-- begin --
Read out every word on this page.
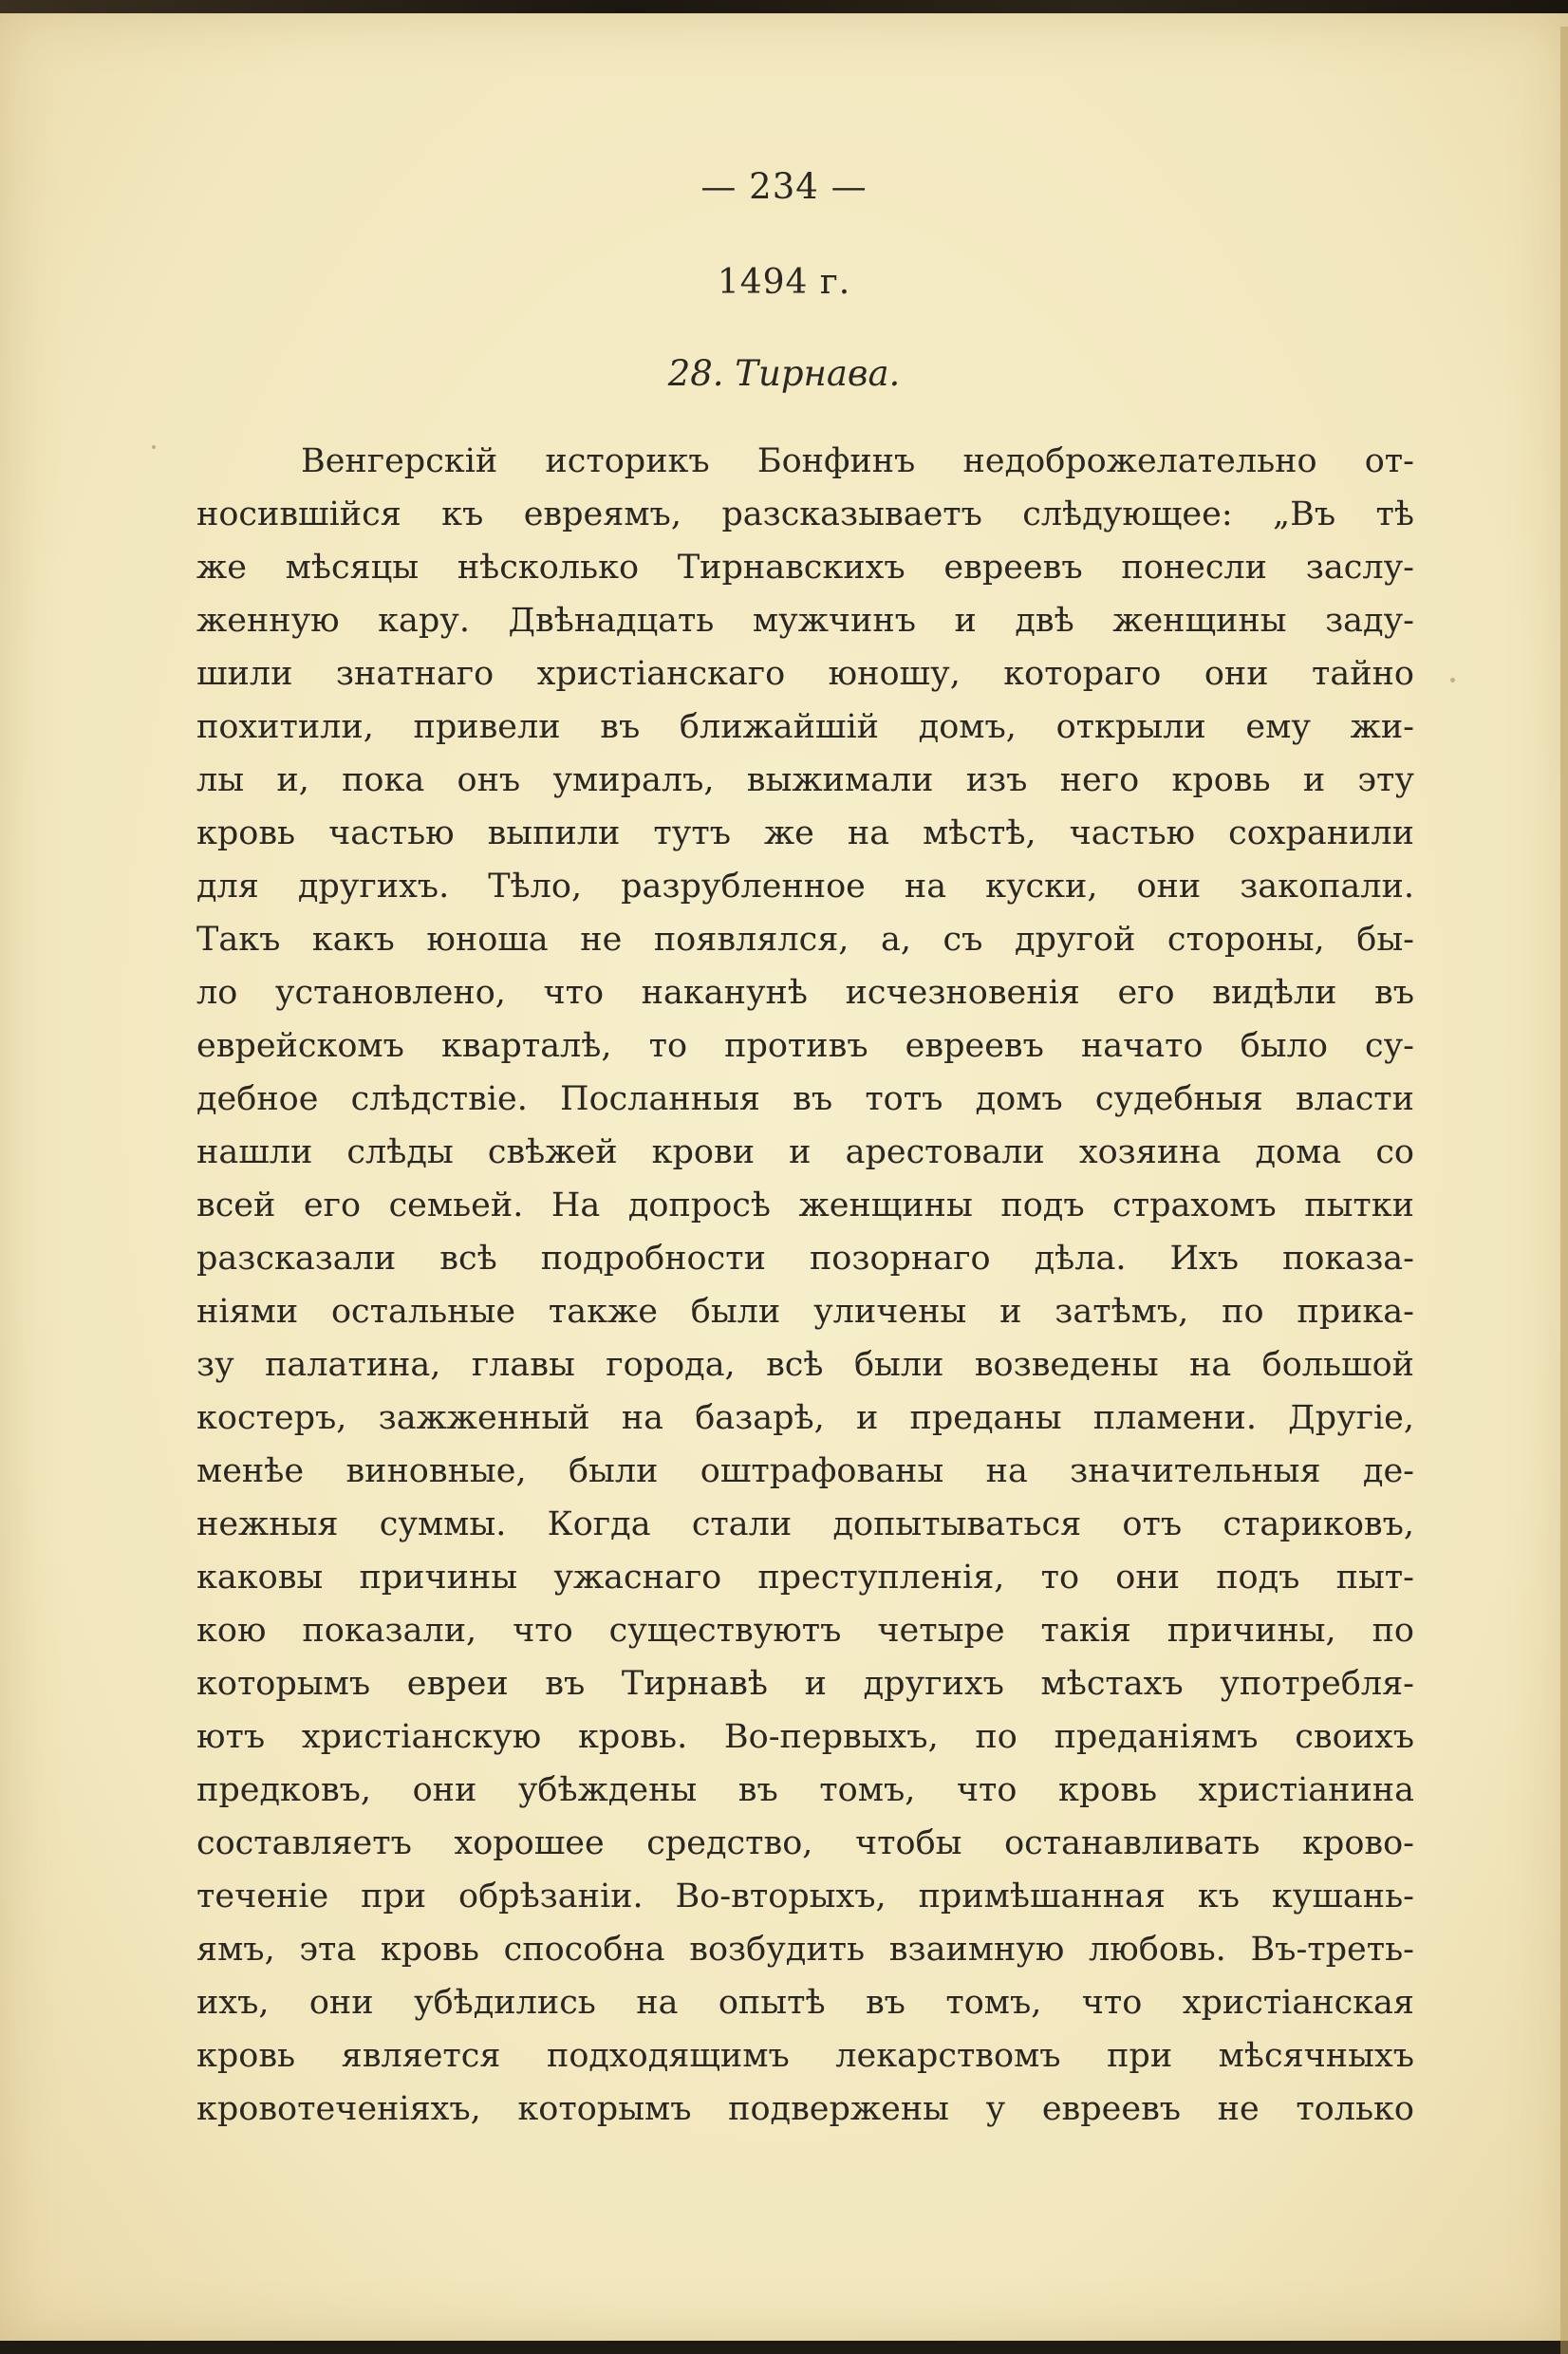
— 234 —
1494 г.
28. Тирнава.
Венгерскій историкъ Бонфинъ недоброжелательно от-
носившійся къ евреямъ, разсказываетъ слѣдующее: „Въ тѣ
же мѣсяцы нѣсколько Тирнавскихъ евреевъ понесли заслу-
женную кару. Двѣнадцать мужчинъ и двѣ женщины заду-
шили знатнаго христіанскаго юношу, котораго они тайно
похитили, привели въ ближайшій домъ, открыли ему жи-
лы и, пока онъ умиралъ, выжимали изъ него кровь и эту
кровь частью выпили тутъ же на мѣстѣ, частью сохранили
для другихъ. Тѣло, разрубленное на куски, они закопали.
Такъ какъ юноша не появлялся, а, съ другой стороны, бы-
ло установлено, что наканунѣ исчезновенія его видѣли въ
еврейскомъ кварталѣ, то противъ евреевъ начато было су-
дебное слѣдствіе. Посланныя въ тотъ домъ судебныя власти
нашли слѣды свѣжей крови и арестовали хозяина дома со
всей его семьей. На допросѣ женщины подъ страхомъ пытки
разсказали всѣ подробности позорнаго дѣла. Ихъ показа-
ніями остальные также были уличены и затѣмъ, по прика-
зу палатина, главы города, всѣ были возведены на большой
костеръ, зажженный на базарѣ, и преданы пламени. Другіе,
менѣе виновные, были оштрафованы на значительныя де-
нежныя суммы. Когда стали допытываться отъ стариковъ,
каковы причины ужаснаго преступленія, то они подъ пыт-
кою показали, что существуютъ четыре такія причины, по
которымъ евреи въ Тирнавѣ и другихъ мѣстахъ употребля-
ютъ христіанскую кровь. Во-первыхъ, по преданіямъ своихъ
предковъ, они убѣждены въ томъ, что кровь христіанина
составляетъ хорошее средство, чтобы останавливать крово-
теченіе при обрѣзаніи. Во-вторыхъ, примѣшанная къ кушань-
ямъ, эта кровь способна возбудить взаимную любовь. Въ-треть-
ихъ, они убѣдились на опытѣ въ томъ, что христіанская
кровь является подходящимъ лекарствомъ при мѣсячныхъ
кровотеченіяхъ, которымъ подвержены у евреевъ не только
-- end --
THE REQUEST:
Copy all lines in the listing above where the string "подъ" appears.

SOLUTION:
всей его семьей. На допросѣ женщины подъ страхомъ пытки
каковы причины ужаснаго преступленія, то они подъ пыт-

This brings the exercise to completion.